A block of data ::
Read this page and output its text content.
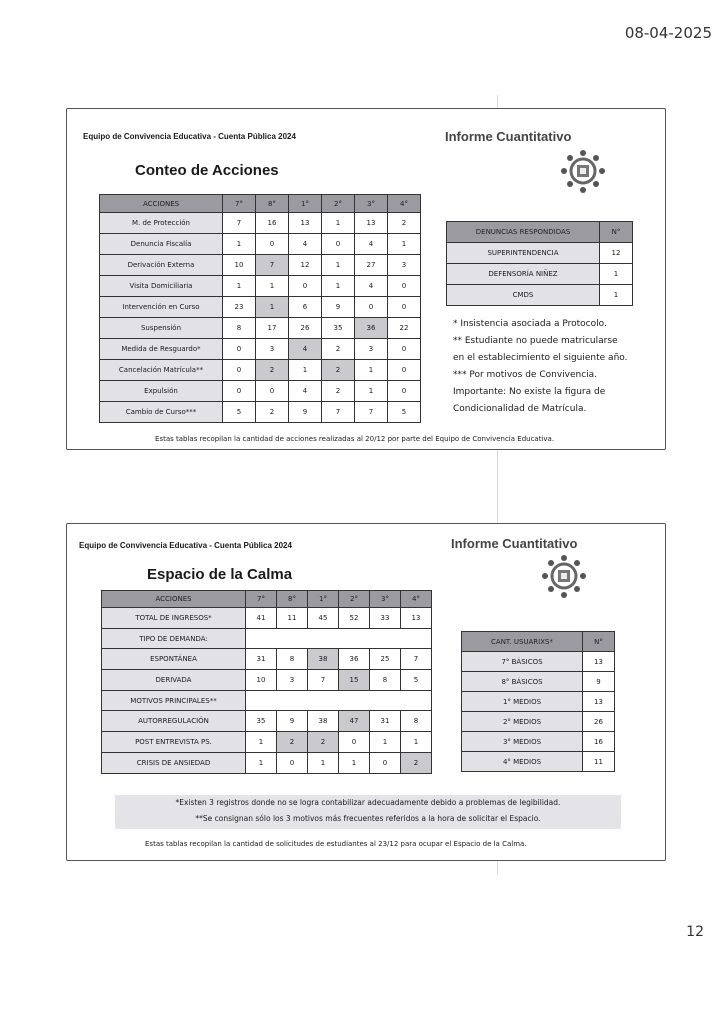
08-04-2025
Equipo de Convivencia Educativa - Cuenta Pública 2024	Informe Cuantitativo
Conteo de Acciones
ACCIONES	7°	8°	1°	2°	3°	4°
M. de Protección	7	16	13	1	13	2
Denuncia Fiscalía	1	0	4	0	4	1
Derivación Externa	10	7	12	1	27	3
Visita Domiciliaria	1	1	0	1	4	0
Intervención en Curso	23	1	6	9	0	0
Suspensión	8	17	26	35	36	22
Medida de Resguardo*	0	3	4	2	3	0
Cancelación Matrícula**	0	2	1	2	1	0
Expulsión	0	0	4	2	1	0
Cambio de Curso***	5	2	9	7	7	5
DENUNCIAS RESPONDIDAS	N°
SUPERINTENDENCIA	12
DEFENSORÍA NIÑEZ	1
CMDS	1
* Insistencia asociada a Protocolo.
** Estudiante no puede matricularse
en el establecimiento el siguiente año.
*** Por motivos de Convivencia.
Importante: No existe la figura de
Condicionalidad de Matrícula.
Estas tablas recopilan la cantidad de acciones realizadas al 20/12 por parte del Equipo de Convivencia Educativa.
Equipo de Convivencia Educativa - Cuenta Pública 2024	Informe Cuantitativo
Espacio de la Calma
ACCIONES	7°	8°	1°	2°	3°	4°
TOTAL DE INGRESOS*	41	11	45	52	33	13
TIPO DE DEMANDA:						
ESPONTÁNEA	31	8	38	36	25	7
DERIVADA	10	3	7	15	8	5
MOTIVOS PRINCIPALES**						
AUTORREGULACIÓN	35	9	38	47	31	8
POST ENTREVISTA PS.	1	2	2	0	1	1
CRISIS DE ANSIEDAD	1	0	1	1	0	2
CANT. USUARIXS*	N°
7° BÁSICOS	13
8° BÁSICOS	9
1° MEDIOS	13
2° MEDIOS	26
3° MEDIOS	16
4° MEDIOS	11
Estas tablas recopilan la cantidad de solicitudes de estudiantes al 23/12 para ocupar el Espacio de la Calma.
*Existen 3 registros donde no se logra contabilizar adecuadamente debido a problemas de legibilidad.
**Se consignan sólo los 3 motivos más frecuentes referidos a la hora de solicitar el Espacio.
12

Prompt :: Copy each line in the data that holds the word "MEDIOS".

The result ::
1° MEDIOS	13
2° MEDIOS	26
3° MEDIOS	16
4° MEDIOS	11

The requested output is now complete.